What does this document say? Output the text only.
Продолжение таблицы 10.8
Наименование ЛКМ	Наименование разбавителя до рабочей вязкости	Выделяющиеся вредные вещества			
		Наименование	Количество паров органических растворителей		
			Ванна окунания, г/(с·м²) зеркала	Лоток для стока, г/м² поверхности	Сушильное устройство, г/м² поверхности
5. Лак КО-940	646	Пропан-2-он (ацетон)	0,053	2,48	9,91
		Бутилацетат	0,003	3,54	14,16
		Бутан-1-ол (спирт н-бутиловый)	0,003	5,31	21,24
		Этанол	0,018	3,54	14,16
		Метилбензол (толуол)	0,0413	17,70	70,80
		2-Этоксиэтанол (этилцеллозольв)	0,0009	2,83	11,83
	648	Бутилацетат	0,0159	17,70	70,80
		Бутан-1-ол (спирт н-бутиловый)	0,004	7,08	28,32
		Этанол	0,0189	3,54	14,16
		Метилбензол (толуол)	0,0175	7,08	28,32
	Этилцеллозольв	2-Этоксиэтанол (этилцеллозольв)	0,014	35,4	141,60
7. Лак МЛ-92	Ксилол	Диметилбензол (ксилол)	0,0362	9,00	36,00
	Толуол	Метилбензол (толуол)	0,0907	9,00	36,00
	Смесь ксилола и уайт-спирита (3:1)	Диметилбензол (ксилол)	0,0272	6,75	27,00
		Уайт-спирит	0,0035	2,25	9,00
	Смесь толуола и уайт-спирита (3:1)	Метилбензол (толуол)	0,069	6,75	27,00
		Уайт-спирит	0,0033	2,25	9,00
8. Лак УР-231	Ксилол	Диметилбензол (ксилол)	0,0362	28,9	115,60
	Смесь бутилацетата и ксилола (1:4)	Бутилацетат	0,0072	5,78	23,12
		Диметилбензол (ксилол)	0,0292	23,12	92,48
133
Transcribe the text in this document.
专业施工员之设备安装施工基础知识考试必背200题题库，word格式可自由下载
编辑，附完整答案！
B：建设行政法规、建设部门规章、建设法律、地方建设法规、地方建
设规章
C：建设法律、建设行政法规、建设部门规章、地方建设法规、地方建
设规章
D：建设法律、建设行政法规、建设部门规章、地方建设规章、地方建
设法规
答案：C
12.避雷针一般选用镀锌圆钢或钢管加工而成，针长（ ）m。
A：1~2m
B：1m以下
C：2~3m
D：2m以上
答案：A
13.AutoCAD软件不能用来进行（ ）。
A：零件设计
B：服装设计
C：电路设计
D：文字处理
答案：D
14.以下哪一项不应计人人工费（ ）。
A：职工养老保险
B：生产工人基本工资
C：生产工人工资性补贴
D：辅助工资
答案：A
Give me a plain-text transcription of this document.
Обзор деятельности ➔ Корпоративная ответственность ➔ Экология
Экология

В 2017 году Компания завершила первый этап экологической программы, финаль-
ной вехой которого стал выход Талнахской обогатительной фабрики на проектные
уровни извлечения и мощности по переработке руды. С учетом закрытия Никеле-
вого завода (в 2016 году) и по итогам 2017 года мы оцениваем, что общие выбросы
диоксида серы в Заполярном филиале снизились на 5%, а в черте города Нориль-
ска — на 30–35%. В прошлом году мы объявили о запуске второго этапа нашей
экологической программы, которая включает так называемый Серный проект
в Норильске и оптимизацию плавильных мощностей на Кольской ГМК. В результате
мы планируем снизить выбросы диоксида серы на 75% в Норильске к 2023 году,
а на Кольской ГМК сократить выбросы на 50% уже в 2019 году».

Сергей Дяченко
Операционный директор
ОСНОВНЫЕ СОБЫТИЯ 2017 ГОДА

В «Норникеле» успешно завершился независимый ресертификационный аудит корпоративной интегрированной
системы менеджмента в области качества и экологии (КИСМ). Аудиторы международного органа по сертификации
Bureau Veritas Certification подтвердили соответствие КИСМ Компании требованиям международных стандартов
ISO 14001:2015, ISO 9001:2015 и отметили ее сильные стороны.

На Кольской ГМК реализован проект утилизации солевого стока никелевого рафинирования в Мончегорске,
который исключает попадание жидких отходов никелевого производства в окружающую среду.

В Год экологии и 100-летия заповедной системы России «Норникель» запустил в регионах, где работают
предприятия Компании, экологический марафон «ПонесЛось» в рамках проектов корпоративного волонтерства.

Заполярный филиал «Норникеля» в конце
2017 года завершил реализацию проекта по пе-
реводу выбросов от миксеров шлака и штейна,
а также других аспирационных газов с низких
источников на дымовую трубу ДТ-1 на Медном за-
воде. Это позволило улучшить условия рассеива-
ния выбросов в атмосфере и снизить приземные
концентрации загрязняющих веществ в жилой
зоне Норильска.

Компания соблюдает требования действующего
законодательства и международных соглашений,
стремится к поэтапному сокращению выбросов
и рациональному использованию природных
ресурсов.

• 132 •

● ● ●

### Prompt
From the entries above, copy each line holding "бутиловый".

### Answer to the problem
		Бутан-1-ол (спирт н-бутиловый)	0,003	5,31	21,24
		Бутан-1-ол (спирт н-бутиловый)	0,004	7,08	28,32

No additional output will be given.